## Work required
Write out all records as given; omit images.

## Figure collection entries
"""
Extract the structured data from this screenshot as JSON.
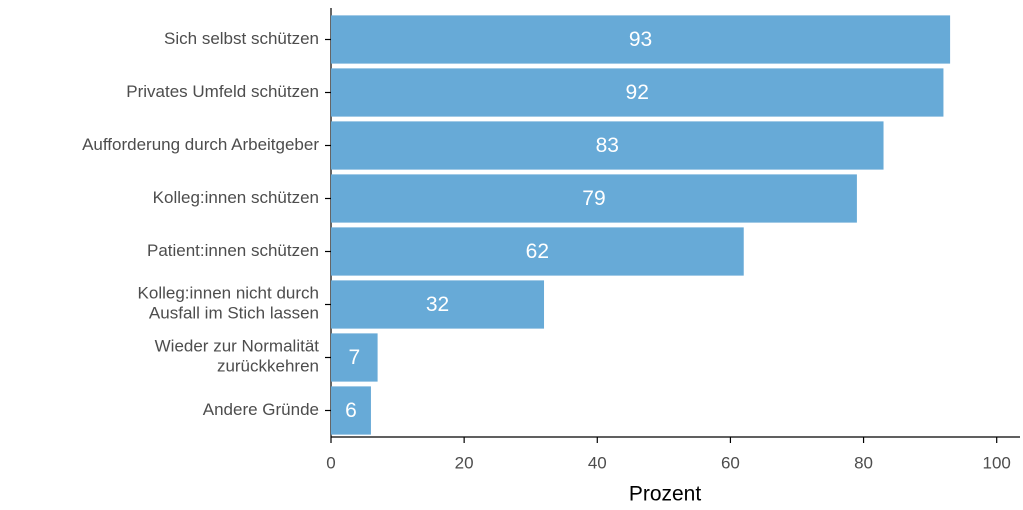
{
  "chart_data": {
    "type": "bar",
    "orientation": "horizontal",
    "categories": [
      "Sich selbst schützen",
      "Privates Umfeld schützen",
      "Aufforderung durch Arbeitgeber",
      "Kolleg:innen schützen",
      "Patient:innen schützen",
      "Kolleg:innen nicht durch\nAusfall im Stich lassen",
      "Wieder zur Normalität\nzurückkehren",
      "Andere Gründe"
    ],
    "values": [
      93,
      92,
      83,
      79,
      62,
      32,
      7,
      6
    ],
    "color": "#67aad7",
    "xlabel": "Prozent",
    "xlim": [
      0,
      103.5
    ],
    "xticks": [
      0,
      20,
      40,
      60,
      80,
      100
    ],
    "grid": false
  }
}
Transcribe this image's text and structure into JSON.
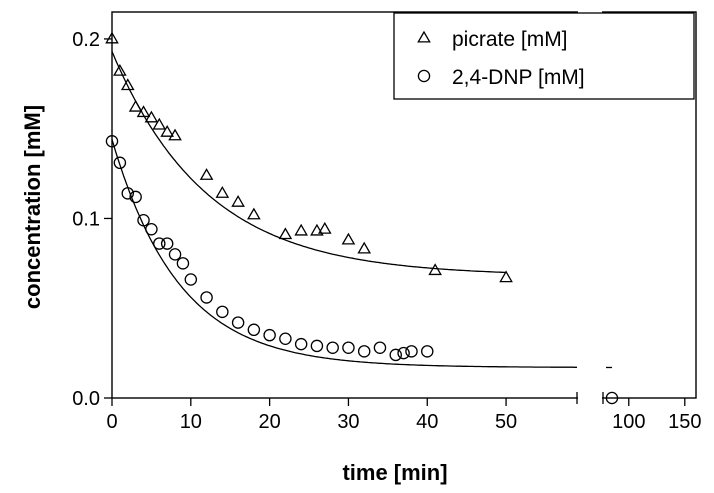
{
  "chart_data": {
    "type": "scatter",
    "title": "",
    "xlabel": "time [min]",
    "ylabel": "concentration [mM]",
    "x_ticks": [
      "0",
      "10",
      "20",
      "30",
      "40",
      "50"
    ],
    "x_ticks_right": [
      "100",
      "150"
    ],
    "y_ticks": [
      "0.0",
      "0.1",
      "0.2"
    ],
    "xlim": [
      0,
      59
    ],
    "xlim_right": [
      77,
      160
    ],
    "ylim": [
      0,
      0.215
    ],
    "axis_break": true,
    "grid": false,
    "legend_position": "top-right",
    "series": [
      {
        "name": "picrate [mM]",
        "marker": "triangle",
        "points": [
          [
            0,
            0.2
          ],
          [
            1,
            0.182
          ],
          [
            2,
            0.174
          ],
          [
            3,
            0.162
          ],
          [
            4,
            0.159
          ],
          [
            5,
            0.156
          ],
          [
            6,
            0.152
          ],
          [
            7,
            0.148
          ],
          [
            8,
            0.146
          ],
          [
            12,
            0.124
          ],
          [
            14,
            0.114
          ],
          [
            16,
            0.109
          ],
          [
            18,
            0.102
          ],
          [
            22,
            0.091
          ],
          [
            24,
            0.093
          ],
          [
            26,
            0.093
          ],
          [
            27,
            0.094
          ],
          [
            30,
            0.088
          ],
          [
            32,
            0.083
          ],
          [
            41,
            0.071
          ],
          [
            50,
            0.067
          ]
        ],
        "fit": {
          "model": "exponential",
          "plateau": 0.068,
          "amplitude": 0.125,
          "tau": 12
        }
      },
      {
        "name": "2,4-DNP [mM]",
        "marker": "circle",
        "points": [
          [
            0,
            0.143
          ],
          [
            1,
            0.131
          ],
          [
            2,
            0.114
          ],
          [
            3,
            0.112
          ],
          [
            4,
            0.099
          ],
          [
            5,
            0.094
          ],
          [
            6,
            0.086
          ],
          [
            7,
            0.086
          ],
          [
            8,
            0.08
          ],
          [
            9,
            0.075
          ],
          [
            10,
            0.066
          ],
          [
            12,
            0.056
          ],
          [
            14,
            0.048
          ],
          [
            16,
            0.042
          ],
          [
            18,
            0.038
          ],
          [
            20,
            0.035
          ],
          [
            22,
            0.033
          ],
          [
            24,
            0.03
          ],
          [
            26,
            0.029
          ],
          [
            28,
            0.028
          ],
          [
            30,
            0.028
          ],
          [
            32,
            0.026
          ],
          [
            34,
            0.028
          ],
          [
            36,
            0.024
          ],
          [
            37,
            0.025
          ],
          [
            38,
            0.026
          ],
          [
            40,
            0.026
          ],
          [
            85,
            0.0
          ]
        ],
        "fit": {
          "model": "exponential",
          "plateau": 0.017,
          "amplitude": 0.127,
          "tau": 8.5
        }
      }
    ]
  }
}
"""
## Finished answer
Extract the structured data from this screenshot as JSON.
{
  "chart_data": {
    "type": "bar",
    "orientation": "horizontal",
    "categories": [
      "Sich selbst schützen",
      "Privates Umfeld schützen",
      "Aufforderung durch Arbeitgeber",
      "Kolleg:innen schützen",
      "Patient:innen schützen",
      "Kolleg:innen nicht durch\nAusfall im Stich lassen",
      "Wieder zur Normalität\nzurückkehren",
      "Andere Gründe"
    ],
    "values": [
      93,
      92,
      83,
      79,
      62,
      32,
      7,
      6
    ],
    "color": "#67aad7",
    "xlabel": "Prozent",
    "xlim": [
      0,
      103.5
    ],
    "xticks": [
      0,
      20,
      40,
      60,
      80,
      100
    ],
    "grid": false
  }
}
Transcribe this image's text and structure into JSON.
{
  "chart_data": {
    "type": "scatter",
    "title": "",
    "xlabel": "time [min]",
    "ylabel": "concentration [mM]",
    "x_ticks": [
      "0",
      "10",
      "20",
      "30",
      "40",
      "50"
    ],
    "x_ticks_right": [
      "100",
      "150"
    ],
    "y_ticks": [
      "0.0",
      "0.1",
      "0.2"
    ],
    "xlim": [
      0,
      59
    ],
    "xlim_right": [
      77,
      160
    ],
    "ylim": [
      0,
      0.215
    ],
    "axis_break": true,
    "grid": false,
    "legend_position": "top-right",
    "series": [
      {
        "name": "picrate [mM]",
        "marker": "triangle",
        "points": [
          [
            0,
            0.2
          ],
          [
            1,
            0.182
          ],
          [
            2,
            0.174
          ],
          [
            3,
            0.162
          ],
          [
            4,
            0.159
          ],
          [
            5,
            0.156
          ],
          [
            6,
            0.152
          ],
          [
            7,
            0.148
          ],
          [
            8,
            0.146
          ],
          [
            12,
            0.124
          ],
          [
            14,
            0.114
          ],
          [
            16,
            0.109
          ],
          [
            18,
            0.102
          ],
          [
            22,
            0.091
          ],
          [
            24,
            0.093
          ],
          [
            26,
            0.093
          ],
          [
            27,
            0.094
          ],
          [
            30,
            0.088
          ],
          [
            32,
            0.083
          ],
          [
            41,
            0.071
          ],
          [
            50,
            0.067
          ]
        ],
        "fit": {
          "model": "exponential",
          "plateau": 0.068,
          "amplitude": 0.125,
          "tau": 12
        }
      },
      {
        "name": "2,4-DNP [mM]",
        "marker": "circle",
        "points": [
          [
            0,
            0.143
          ],
          [
            1,
            0.131
          ],
          [
            2,
            0.114
          ],
          [
            3,
            0.112
          ],
          [
            4,
            0.099
          ],
          [
            5,
            0.094
          ],
          [
            6,
            0.086
          ],
          [
            7,
            0.086
          ],
          [
            8,
            0.08
          ],
          [
            9,
            0.075
          ],
          [
            10,
            0.066
          ],
          [
            12,
            0.056
          ],
          [
            14,
            0.048
          ],
          [
            16,
            0.042
          ],
          [
            18,
            0.038
          ],
          [
            20,
            0.035
          ],
          [
            22,
            0.033
          ],
          [
            24,
            0.03
          ],
          [
            26,
            0.029
          ],
          [
            28,
            0.028
          ],
          [
            30,
            0.028
          ],
          [
            32,
            0.026
          ],
          [
            34,
            0.028
          ],
          [
            36,
            0.024
          ],
          [
            37,
            0.025
          ],
          [
            38,
            0.026
          ],
          [
            40,
            0.026
          ],
          [
            85,
            0.0
          ]
        ],
        "fit": {
          "model": "exponential",
          "plateau": 0.017,
          "amplitude": 0.127,
          "tau": 8.5
        }
      }
    ]
  }
}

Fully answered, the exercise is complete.